» WRITTEN EXERCISE
Print the listing below exactly.

Dataset records
※
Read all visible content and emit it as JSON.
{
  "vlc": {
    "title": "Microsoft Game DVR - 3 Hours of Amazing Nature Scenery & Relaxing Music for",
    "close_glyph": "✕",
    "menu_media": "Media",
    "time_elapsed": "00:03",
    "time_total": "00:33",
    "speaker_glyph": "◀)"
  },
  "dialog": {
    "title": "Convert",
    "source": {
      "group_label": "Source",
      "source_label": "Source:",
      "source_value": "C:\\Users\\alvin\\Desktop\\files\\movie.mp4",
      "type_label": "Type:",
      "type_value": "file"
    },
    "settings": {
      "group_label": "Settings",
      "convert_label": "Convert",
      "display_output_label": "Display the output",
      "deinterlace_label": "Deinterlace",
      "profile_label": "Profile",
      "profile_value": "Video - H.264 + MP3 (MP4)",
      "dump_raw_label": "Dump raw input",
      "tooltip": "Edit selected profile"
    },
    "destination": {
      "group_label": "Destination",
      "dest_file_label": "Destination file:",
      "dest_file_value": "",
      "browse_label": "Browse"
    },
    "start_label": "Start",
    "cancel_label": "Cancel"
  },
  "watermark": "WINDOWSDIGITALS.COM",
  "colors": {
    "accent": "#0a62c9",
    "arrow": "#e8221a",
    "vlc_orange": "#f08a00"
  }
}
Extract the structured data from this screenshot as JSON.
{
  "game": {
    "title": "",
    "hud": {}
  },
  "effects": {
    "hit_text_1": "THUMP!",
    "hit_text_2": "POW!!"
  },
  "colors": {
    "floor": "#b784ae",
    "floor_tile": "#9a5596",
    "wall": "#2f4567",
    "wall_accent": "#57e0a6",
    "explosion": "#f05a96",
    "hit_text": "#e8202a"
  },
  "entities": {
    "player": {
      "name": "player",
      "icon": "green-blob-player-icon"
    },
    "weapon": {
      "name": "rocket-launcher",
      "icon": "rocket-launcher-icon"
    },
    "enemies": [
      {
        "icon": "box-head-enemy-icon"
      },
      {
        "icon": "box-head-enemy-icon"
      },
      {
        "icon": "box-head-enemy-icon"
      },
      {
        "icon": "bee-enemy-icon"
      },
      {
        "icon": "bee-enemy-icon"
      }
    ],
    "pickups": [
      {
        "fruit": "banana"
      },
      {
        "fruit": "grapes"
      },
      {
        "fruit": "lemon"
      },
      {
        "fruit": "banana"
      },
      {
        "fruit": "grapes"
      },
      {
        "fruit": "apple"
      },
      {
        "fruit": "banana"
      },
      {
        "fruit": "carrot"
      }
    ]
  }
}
※
» WRITTEN ANSWER
Read all visible content and emit it as JSON.
{
  "vlc": {
    "title": "Microsoft Game DVR - 3 Hours of Amazing Nature Scenery & Relaxing Music for",
    "close_glyph": "✕",
    "menu_media": "Media",
    "time_elapsed": "00:03",
    "time_total": "00:33",
    "speaker_glyph": "◀)"
  },
  "dialog": {
    "title": "Convert",
    "source": {
      "group_label": "Source",
      "source_label": "Source:",
      "source_value": "C:\\Users\\alvin\\Desktop\\files\\movie.mp4",
      "type_label": "Type:",
      "type_value": "file"
    },
    "settings": {
      "group_label": "Settings",
      "convert_label": "Convert",
      "display_output_label": "Display the output",
      "deinterlace_label": "Deinterlace",
      "profile_label": "Profile",
      "profile_value": "Video - H.264 + MP3 (MP4)",
      "dump_raw_label": "Dump raw input",
      "tooltip": "Edit selected profile"
    },
    "destination": {
      "group_label": "Destination",
      "dest_file_label": "Destination file:",
      "dest_file_value": "",
      "browse_label": "Browse"
    },
    "start_label": "Start",
    "cancel_label": "Cancel"
  },
  "watermark": "WINDOWSDIGITALS.COM",
  "colors": {
    "accent": "#0a62c9",
    "arrow": "#e8221a",
    "vlc_orange": "#f08a00"
  }
}
Extract the structured data from this screenshot as JSON.
{
  "game": {
    "title": "",
    "hud": {}
  },
  "effects": {
    "hit_text_1": "THUMP!",
    "hit_text_2": "POW!!"
  },
  "colors": {
    "floor": "#b784ae",
    "floor_tile": "#9a5596",
    "wall": "#2f4567",
    "wall_accent": "#57e0a6",
    "explosion": "#f05a96",
    "hit_text": "#e8202a"
  },
  "entities": {
    "player": {
      "name": "player",
      "icon": "green-blob-player-icon"
    },
    "weapon": {
      "name": "rocket-launcher",
      "icon": "rocket-launcher-icon"
    },
    "enemies": [
      {
        "icon": "box-head-enemy-icon"
      },
      {
        "icon": "box-head-enemy-icon"
      },
      {
        "icon": "box-head-enemy-icon"
      },
      {
        "icon": "bee-enemy-icon"
      },
      {
        "icon": "bee-enemy-icon"
      }
    ],
    "pickups": [
      {
        "fruit": "banana"
      },
      {
        "fruit": "grapes"
      },
      {
        "fruit": "lemon"
      },
      {
        "fruit": "banana"
      },
      {
        "fruit": "grapes"
      },
      {
        "fruit": "apple"
      },
      {
        "fruit": "banana"
      },
      {
        "fruit": "carrot"
      }
    ]
  }
}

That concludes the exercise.